━━ MATERIAL

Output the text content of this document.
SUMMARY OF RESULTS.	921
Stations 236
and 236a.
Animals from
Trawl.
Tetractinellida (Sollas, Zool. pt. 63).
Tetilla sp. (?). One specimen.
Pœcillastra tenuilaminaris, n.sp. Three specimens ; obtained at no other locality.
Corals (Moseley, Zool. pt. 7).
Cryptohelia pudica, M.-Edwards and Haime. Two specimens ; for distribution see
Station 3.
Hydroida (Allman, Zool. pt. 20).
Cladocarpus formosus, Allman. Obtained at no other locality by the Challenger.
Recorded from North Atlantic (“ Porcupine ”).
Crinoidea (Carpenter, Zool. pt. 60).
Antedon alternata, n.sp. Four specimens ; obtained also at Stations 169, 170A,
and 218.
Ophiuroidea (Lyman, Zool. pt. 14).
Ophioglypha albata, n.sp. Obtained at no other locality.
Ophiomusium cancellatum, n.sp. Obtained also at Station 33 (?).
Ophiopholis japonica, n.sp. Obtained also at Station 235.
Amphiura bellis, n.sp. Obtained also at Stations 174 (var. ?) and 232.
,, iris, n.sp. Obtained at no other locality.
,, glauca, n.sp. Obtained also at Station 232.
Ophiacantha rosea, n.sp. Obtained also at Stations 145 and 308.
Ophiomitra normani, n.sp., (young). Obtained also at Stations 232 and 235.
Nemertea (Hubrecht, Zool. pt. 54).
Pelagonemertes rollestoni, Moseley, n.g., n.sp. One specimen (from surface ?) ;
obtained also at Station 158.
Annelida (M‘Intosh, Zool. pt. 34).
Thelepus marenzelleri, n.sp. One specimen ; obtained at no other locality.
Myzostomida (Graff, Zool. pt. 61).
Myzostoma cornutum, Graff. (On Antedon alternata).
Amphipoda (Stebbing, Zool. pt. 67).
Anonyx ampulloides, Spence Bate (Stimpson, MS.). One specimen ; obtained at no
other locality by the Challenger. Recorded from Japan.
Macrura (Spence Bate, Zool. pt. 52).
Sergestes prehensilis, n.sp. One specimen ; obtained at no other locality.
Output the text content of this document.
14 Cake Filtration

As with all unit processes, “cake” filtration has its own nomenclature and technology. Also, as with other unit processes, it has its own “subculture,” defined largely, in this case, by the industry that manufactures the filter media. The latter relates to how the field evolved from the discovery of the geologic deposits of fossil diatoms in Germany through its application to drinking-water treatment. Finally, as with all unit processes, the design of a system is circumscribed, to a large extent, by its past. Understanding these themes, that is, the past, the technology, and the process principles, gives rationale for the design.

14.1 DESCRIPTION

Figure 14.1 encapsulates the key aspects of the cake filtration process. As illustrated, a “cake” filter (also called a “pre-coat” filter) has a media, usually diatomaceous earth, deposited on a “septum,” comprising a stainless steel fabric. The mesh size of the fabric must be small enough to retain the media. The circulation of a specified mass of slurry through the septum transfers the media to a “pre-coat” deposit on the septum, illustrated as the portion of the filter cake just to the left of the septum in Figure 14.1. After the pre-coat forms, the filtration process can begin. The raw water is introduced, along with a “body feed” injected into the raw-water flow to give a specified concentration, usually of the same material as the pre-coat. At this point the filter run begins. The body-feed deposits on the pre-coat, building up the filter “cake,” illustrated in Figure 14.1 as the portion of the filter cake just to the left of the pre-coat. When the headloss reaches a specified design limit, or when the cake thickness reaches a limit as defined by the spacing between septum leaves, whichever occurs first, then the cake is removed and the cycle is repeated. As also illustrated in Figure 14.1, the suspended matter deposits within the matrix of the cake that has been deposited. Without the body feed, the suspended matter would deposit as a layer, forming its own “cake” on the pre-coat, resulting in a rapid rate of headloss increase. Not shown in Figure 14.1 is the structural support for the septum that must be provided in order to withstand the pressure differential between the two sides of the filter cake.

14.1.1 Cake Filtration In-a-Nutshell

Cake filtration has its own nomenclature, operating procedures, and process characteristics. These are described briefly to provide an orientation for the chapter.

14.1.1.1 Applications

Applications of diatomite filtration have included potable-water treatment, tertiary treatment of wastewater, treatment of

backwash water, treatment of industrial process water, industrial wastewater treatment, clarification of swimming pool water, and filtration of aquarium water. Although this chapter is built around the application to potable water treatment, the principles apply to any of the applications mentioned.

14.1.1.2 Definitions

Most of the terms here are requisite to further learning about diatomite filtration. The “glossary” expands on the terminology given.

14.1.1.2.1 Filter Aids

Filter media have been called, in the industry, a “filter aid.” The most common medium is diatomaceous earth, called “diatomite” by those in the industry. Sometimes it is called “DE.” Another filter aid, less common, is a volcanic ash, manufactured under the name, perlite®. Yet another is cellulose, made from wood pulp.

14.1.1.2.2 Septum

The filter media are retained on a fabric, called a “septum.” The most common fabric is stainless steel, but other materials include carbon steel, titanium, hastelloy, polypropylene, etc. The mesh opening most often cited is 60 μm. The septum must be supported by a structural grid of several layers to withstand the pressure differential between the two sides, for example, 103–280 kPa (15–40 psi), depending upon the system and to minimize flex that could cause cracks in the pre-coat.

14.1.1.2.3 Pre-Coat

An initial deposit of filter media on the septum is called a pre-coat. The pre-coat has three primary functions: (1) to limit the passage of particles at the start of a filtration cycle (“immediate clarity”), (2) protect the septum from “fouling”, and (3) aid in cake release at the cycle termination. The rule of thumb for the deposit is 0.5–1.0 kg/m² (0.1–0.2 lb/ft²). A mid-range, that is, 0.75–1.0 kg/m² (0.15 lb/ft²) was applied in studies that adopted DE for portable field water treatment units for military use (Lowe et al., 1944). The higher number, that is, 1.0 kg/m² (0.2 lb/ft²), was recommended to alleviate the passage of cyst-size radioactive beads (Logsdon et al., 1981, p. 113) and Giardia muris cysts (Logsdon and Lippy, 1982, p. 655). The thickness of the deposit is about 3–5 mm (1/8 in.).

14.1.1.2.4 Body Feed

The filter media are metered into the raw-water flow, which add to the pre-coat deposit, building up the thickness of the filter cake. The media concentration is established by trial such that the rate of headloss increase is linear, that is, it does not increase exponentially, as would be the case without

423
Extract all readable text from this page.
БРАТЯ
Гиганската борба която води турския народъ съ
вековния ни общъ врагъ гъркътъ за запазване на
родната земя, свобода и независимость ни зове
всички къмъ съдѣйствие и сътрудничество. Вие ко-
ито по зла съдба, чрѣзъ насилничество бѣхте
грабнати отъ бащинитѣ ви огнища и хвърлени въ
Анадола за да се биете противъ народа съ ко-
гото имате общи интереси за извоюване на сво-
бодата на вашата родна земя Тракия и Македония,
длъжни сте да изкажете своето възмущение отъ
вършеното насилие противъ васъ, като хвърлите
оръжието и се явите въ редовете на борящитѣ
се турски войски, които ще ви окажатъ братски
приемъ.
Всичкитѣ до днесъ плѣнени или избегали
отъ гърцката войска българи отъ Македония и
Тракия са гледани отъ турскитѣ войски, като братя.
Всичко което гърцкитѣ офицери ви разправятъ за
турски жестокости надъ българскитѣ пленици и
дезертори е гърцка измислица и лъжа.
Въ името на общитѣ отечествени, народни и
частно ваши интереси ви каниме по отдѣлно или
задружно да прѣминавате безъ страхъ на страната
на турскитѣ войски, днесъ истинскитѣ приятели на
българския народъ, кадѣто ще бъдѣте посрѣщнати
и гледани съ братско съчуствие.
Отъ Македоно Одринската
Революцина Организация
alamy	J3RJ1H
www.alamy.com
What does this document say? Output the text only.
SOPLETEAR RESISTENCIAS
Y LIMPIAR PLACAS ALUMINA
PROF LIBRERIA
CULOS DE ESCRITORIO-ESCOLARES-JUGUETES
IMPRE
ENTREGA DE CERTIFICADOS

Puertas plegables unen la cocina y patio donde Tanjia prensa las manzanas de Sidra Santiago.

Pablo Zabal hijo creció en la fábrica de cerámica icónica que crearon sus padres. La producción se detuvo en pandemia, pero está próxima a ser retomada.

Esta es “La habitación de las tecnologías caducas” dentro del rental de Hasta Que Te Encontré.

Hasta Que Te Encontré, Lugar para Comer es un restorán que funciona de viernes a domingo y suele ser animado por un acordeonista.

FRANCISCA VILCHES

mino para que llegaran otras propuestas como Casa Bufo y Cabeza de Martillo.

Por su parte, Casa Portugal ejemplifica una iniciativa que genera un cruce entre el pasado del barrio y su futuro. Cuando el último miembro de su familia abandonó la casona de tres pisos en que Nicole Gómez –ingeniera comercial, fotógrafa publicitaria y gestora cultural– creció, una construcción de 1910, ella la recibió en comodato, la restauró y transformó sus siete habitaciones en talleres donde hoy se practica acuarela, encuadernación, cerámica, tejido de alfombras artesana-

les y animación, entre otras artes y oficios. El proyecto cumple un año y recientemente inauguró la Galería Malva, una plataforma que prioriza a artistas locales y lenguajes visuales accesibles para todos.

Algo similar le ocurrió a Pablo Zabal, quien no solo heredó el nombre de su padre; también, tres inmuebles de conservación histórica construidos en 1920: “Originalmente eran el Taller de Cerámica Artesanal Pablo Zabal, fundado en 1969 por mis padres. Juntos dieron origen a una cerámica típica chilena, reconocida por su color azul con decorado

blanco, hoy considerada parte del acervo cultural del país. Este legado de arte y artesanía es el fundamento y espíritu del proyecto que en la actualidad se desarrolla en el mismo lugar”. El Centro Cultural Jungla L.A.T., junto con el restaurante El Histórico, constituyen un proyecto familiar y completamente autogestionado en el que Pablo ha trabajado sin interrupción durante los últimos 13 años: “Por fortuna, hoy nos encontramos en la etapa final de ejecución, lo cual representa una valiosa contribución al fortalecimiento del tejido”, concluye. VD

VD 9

━━━━

▶ **EXERCISE**:
Gather all lines with the string "Bate" from the data.

▶ **EXERCISE RESULT**:
Anonyx ampulloides, Spence Bate (Stimpson, MS.). One specimen ; obtained at no
Macrura (Spence Bate, Zool. pt. 52).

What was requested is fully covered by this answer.